### MATERIAL PROVIDED

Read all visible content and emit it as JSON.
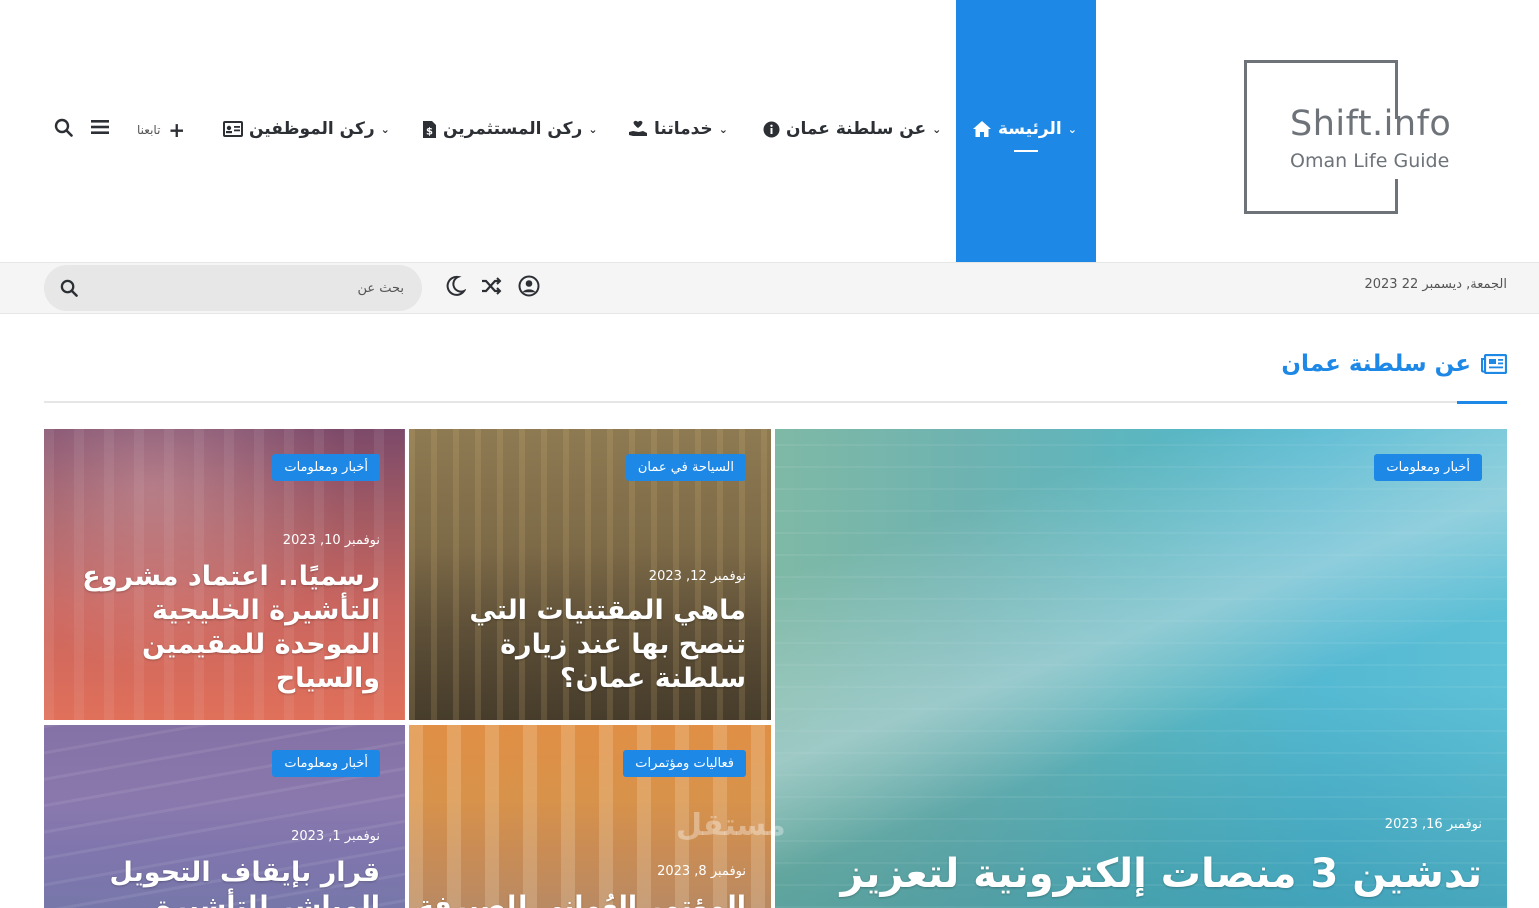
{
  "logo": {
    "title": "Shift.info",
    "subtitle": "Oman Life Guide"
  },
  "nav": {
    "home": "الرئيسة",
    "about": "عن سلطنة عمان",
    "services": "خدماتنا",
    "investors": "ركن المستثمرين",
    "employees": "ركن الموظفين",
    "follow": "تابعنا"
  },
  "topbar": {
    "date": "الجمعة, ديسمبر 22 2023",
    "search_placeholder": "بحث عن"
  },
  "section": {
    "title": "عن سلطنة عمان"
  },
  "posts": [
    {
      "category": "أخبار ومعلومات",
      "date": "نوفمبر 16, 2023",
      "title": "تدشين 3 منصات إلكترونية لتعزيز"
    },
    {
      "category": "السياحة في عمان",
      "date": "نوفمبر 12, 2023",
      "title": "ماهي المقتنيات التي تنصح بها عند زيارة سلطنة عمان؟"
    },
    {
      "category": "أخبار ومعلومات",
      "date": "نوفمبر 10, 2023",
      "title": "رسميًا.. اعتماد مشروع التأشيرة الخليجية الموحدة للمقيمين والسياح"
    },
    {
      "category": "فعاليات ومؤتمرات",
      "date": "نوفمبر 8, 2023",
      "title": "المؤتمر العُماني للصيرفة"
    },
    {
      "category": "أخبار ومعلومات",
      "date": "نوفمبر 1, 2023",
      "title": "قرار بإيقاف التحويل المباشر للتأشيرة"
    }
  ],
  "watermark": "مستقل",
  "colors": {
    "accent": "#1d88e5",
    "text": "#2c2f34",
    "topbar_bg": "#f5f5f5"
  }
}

### WORK REQUIRED
Transcribe all entries above exactly. Drop the pictures.

### CORRECT ANSWER
Read all visible content and emit it as JSON.
{
  "logo": {
    "title": "Shift.info",
    "subtitle": "Oman Life Guide"
  },
  "nav": {
    "home": "الرئيسة",
    "about": "عن سلطنة عمان",
    "services": "خدماتنا",
    "investors": "ركن المستثمرين",
    "employees": "ركن الموظفين",
    "follow": "تابعنا"
  },
  "topbar": {
    "date": "الجمعة, ديسمبر 22 2023",
    "search_placeholder": "بحث عن"
  },
  "section": {
    "title": "عن سلطنة عمان"
  },
  "posts": [
    {
      "category": "أخبار ومعلومات",
      "date": "نوفمبر 16, 2023",
      "title": "تدشين 3 منصات إلكترونية لتعزيز"
    },
    {
      "category": "السياحة في عمان",
      "date": "نوفمبر 12, 2023",
      "title": "ماهي المقتنيات التي تنصح بها عند زيارة سلطنة عمان؟"
    },
    {
      "category": "أخبار ومعلومات",
      "date": "نوفمبر 10, 2023",
      "title": "رسميًا.. اعتماد مشروع التأشيرة الخليجية الموحدة للمقيمين والسياح"
    },
    {
      "category": "فعاليات ومؤتمرات",
      "date": "نوفمبر 8, 2023",
      "title": "المؤتمر العُماني للصيرفة"
    },
    {
      "category": "أخبار ومعلومات",
      "date": "نوفمبر 1, 2023",
      "title": "قرار بإيقاف التحويل المباشر للتأشيرة"
    }
  ],
  "watermark": "مستقل",
  "colors": {
    "accent": "#1d88e5",
    "text": "#2c2f34",
    "topbar_bg": "#f5f5f5"
  }
}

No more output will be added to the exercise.